#### What needs to be done:
Find the lines in these entries that include the word "label" and state how many there are, with no other words.

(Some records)
>>>
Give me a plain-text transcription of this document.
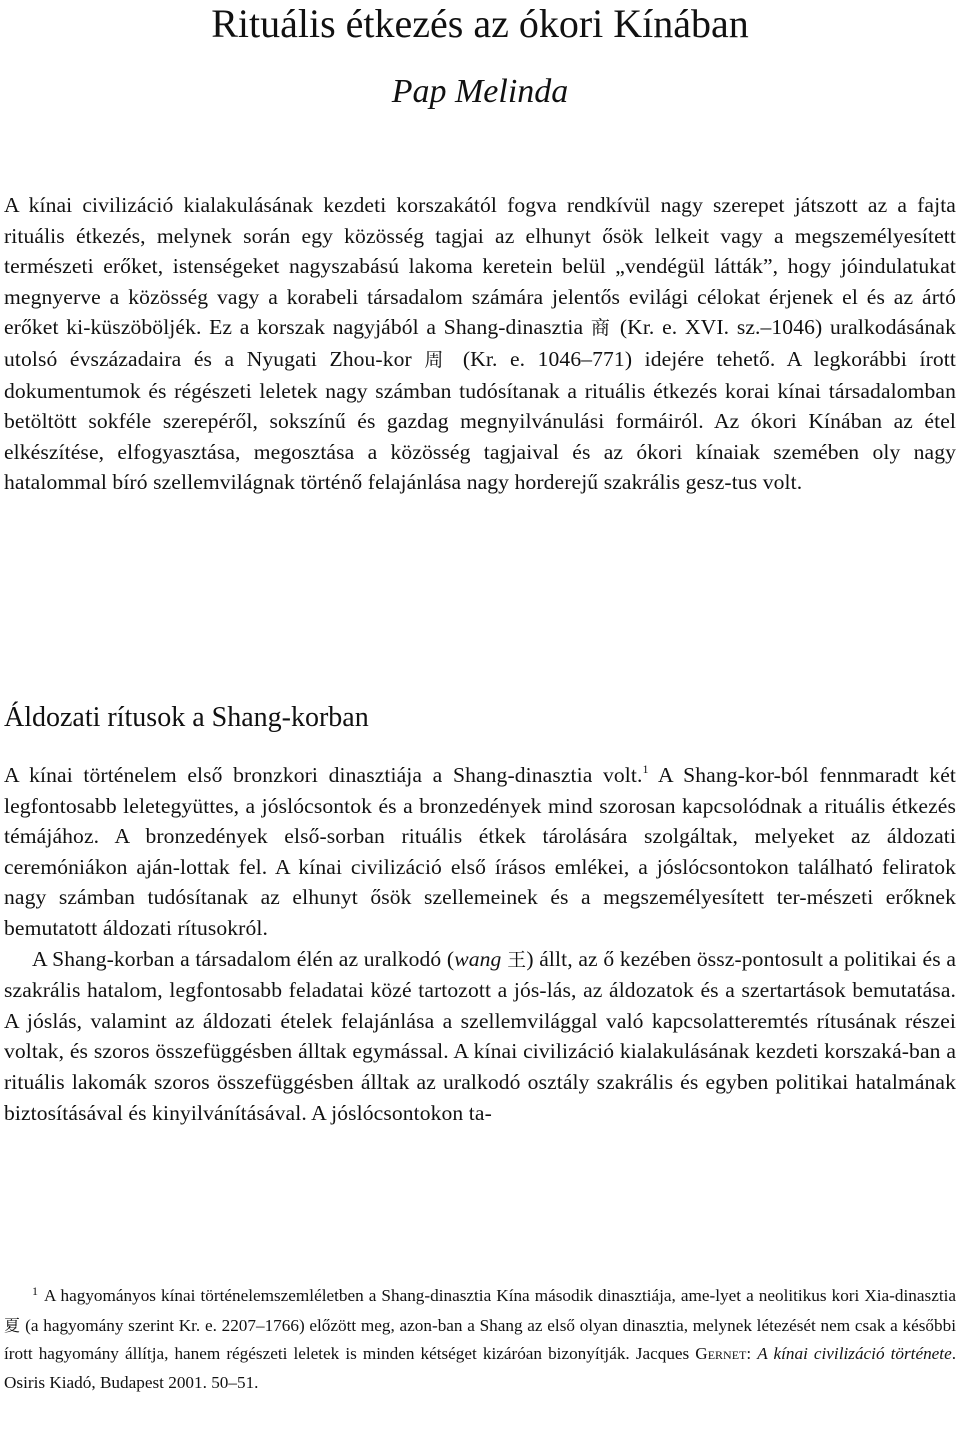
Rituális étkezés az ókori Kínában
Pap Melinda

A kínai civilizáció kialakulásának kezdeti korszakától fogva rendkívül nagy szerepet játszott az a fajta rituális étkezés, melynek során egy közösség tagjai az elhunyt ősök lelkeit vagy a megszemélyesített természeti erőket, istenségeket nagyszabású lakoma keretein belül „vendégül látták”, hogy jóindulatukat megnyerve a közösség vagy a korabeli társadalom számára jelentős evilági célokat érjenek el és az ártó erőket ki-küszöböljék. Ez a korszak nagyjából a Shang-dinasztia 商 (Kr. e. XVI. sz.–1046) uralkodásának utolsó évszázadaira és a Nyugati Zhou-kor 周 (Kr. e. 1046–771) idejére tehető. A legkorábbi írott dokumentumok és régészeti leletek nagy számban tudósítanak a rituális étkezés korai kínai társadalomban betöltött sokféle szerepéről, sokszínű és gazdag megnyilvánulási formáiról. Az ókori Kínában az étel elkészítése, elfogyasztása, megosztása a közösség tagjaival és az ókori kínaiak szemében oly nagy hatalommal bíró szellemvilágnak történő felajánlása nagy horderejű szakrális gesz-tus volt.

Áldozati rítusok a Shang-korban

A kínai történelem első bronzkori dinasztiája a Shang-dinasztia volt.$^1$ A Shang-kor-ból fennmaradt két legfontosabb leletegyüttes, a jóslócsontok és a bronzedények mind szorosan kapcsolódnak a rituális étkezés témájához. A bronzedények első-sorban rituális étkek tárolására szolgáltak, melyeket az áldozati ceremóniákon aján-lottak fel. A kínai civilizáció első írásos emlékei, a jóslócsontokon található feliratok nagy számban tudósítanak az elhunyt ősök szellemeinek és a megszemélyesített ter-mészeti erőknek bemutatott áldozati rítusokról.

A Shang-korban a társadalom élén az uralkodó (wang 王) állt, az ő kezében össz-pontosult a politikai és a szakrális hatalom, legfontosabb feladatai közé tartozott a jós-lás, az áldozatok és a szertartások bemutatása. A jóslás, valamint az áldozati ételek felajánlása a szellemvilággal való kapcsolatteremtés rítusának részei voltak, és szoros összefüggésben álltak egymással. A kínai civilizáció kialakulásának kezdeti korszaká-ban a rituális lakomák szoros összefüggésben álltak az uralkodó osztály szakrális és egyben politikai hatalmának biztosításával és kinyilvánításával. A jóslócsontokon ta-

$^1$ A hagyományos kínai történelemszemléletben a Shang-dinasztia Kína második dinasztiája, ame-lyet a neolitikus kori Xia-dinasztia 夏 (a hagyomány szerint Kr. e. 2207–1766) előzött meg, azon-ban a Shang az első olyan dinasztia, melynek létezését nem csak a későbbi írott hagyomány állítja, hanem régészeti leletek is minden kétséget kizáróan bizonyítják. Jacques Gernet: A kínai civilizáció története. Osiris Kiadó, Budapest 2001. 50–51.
<<<
>>>
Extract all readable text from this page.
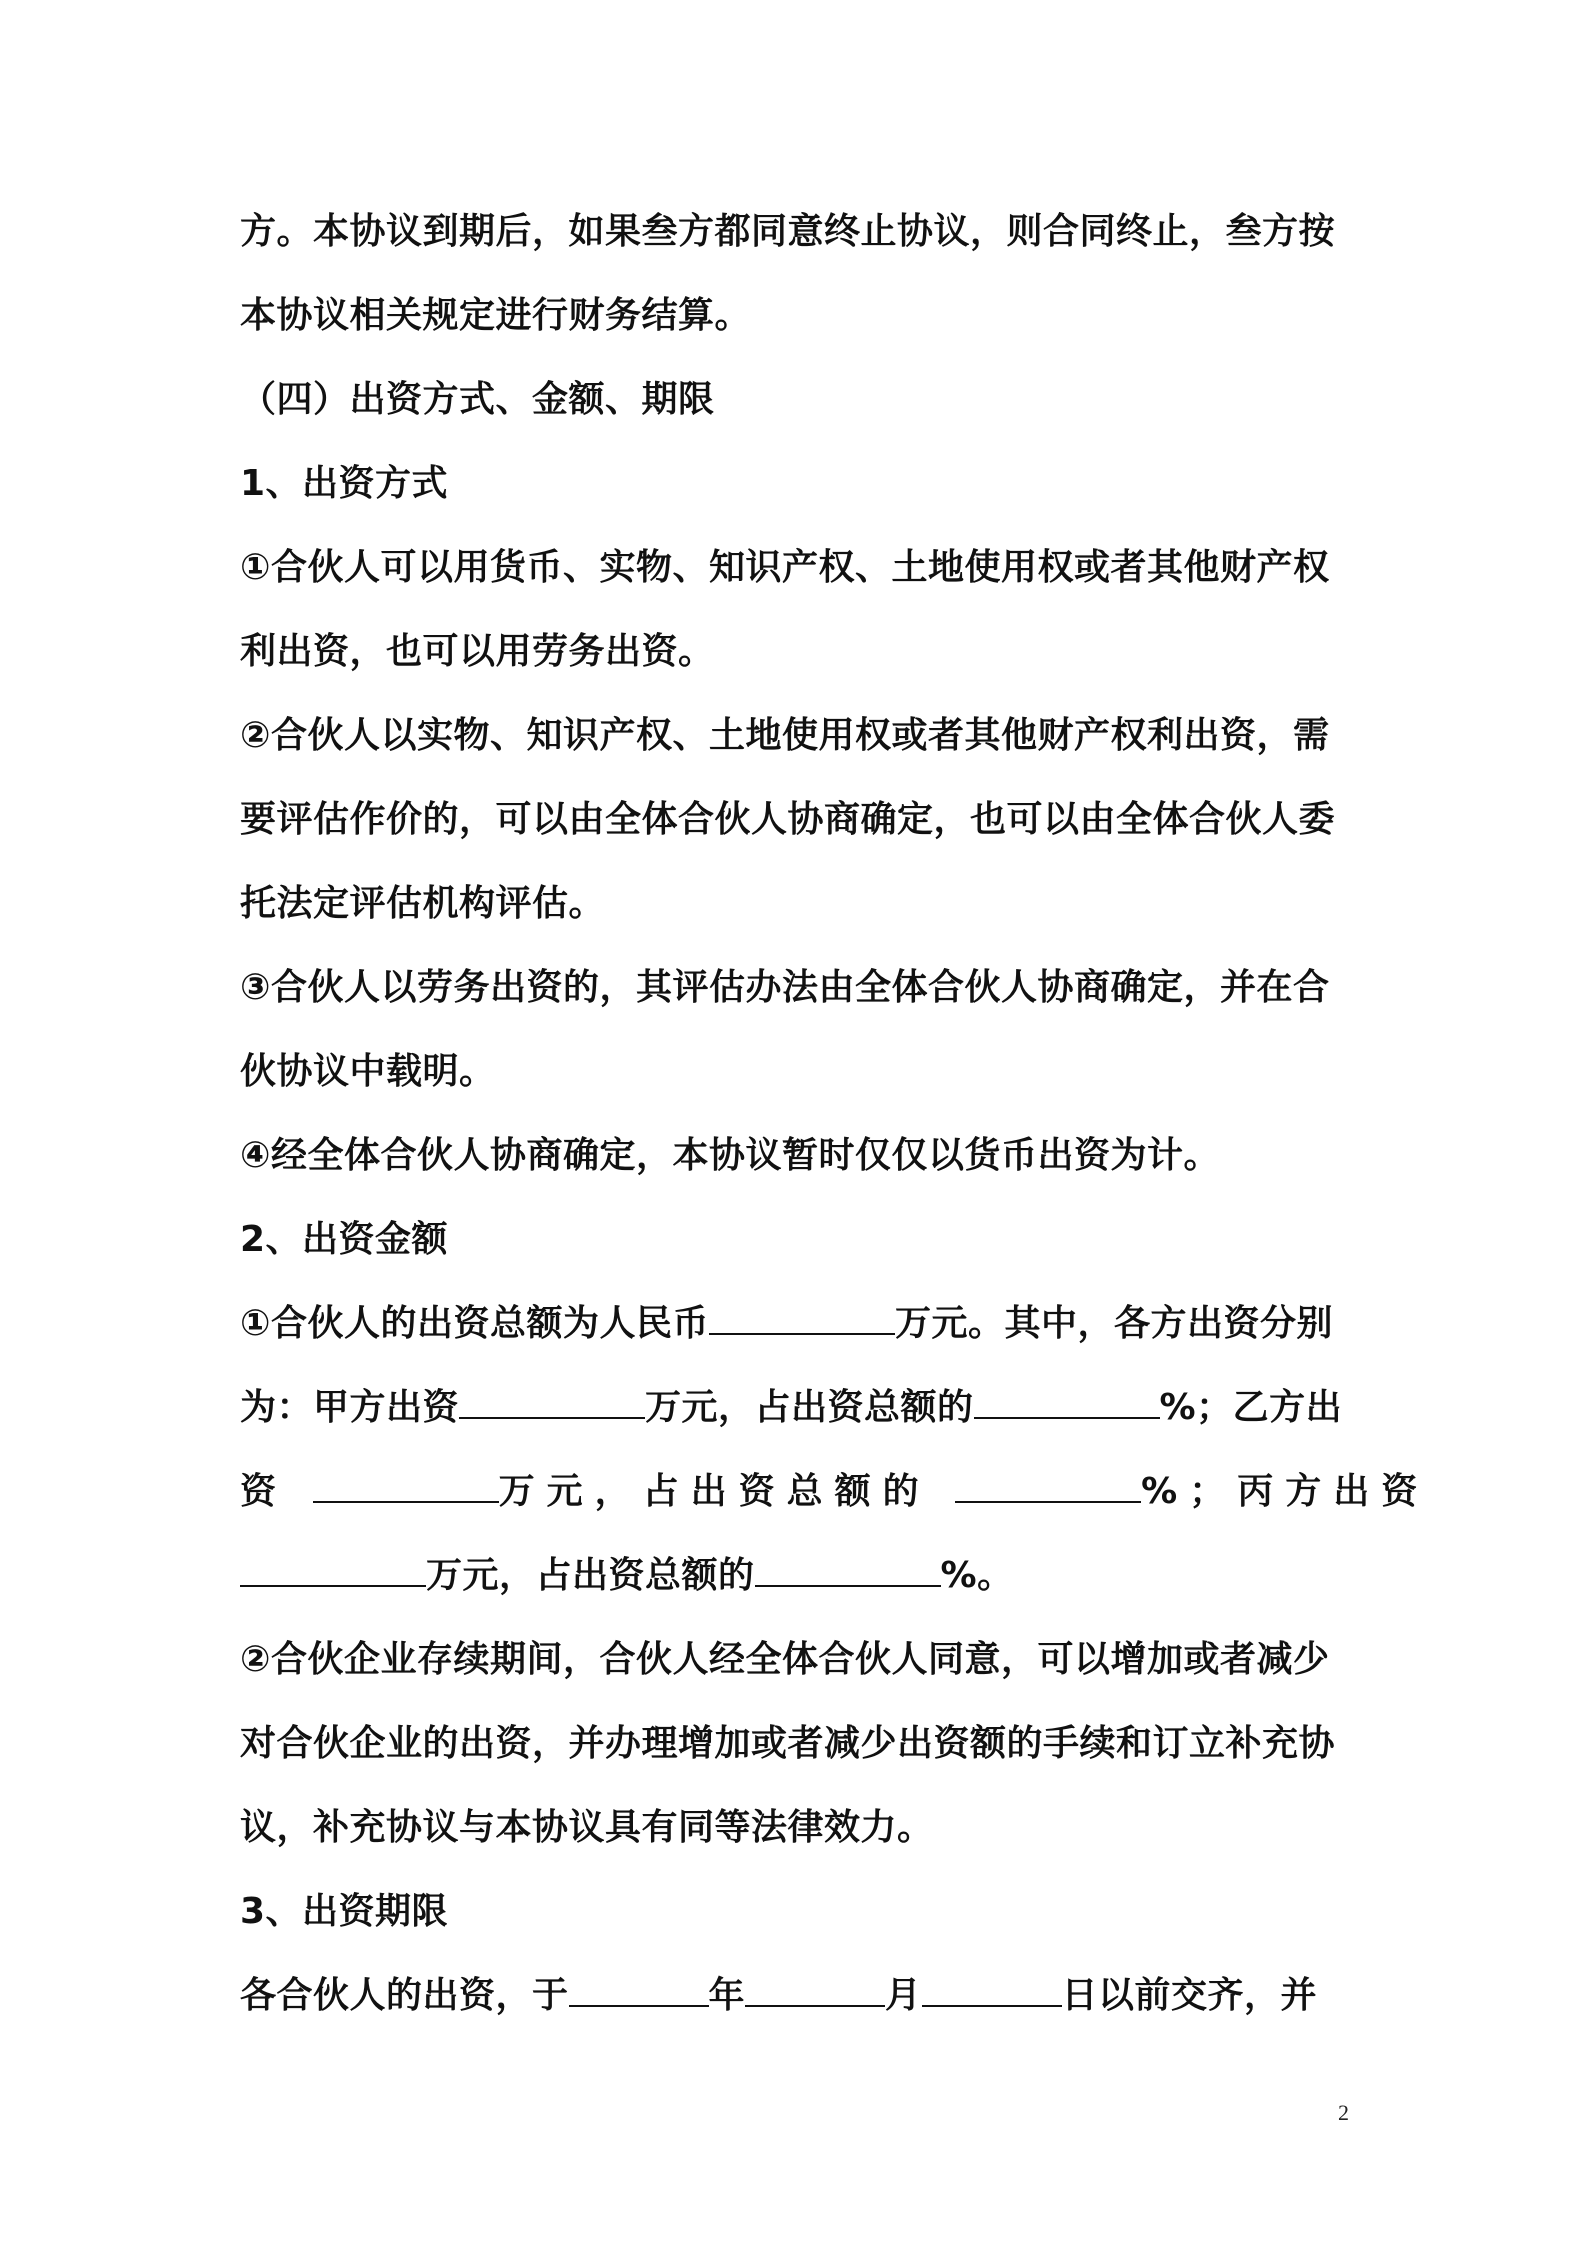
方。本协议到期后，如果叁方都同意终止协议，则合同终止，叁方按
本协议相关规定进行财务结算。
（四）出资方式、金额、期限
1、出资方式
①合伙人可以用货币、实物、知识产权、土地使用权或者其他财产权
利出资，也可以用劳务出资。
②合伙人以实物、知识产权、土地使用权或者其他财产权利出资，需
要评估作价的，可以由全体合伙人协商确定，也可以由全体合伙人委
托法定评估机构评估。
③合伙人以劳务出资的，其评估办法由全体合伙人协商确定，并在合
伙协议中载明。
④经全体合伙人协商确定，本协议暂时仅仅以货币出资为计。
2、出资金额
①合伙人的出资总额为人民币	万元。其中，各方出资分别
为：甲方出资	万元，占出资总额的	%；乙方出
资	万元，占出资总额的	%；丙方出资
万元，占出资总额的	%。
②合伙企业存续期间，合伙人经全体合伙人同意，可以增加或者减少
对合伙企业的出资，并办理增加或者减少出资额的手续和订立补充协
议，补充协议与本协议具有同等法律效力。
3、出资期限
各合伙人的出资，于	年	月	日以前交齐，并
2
<<<
>>>
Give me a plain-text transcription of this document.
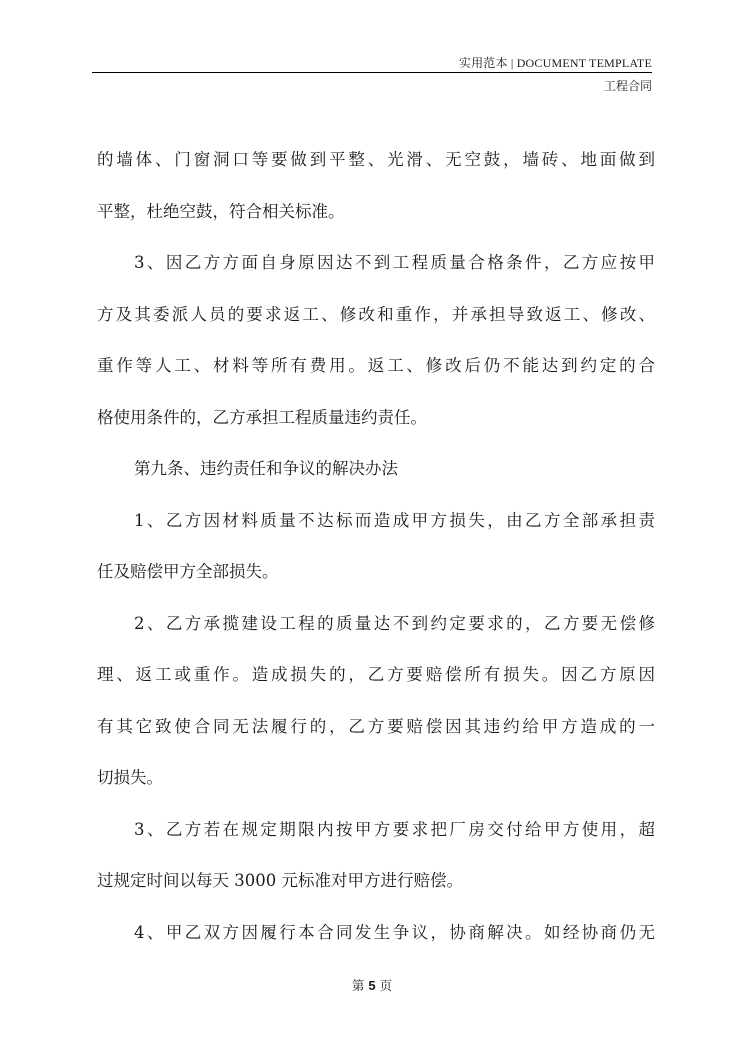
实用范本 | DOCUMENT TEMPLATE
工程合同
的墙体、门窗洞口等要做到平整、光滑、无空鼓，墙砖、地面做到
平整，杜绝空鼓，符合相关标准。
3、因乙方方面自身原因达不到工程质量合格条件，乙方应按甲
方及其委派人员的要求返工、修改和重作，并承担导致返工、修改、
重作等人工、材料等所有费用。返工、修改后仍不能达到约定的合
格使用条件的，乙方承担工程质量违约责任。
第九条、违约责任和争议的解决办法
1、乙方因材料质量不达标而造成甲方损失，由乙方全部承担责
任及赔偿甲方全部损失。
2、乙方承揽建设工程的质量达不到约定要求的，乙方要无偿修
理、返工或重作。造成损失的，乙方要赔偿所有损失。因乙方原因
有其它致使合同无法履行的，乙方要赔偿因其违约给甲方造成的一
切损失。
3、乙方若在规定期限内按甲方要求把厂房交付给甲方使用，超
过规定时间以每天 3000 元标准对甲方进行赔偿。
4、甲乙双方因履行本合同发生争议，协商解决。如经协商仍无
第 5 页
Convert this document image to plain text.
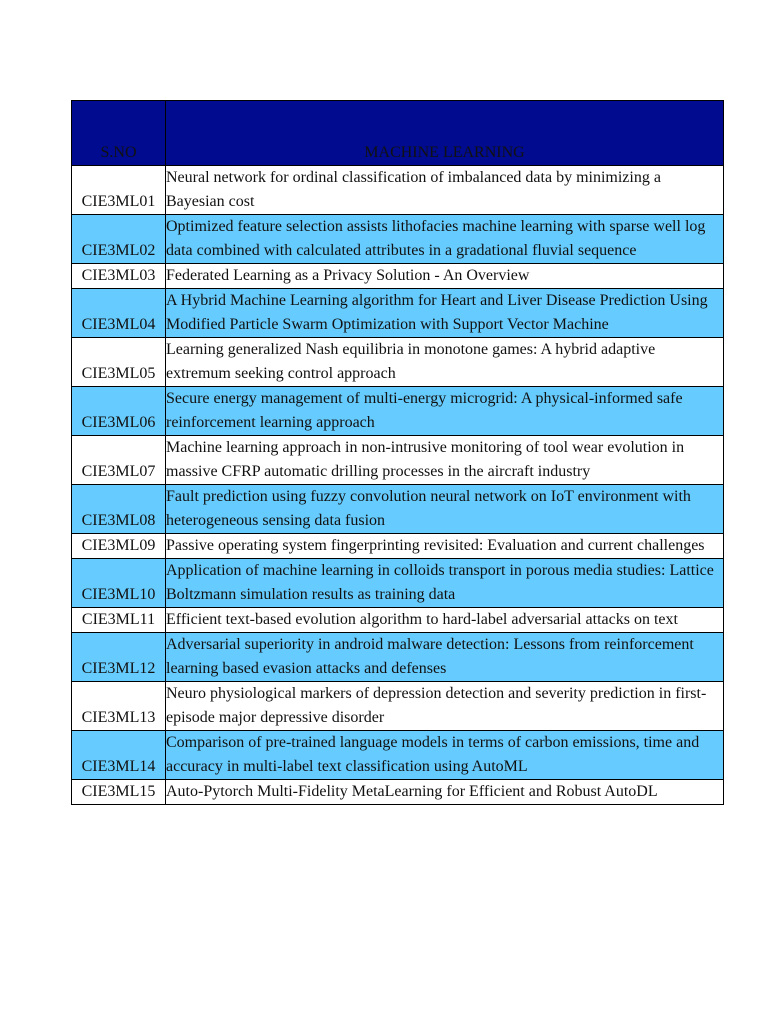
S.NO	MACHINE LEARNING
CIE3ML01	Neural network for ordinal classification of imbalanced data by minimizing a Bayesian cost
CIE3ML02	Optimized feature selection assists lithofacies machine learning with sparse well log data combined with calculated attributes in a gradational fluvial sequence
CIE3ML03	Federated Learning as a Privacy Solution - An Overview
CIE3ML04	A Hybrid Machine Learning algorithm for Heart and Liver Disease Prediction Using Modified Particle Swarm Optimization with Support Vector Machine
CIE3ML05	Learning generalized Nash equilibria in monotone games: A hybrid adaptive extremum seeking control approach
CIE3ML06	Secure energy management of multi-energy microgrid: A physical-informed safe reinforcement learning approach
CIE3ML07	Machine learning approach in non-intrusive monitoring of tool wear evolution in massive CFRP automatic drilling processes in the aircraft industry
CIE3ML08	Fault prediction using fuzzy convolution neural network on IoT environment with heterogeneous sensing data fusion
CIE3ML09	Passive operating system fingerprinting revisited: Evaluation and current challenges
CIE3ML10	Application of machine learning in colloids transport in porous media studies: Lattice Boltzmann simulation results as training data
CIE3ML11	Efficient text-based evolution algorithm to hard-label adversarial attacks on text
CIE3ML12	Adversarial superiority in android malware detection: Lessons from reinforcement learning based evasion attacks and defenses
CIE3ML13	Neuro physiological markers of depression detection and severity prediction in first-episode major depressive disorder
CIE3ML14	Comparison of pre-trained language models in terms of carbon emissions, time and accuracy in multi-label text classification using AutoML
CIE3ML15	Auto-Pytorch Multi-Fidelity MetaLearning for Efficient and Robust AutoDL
<<<
#### Final result:
2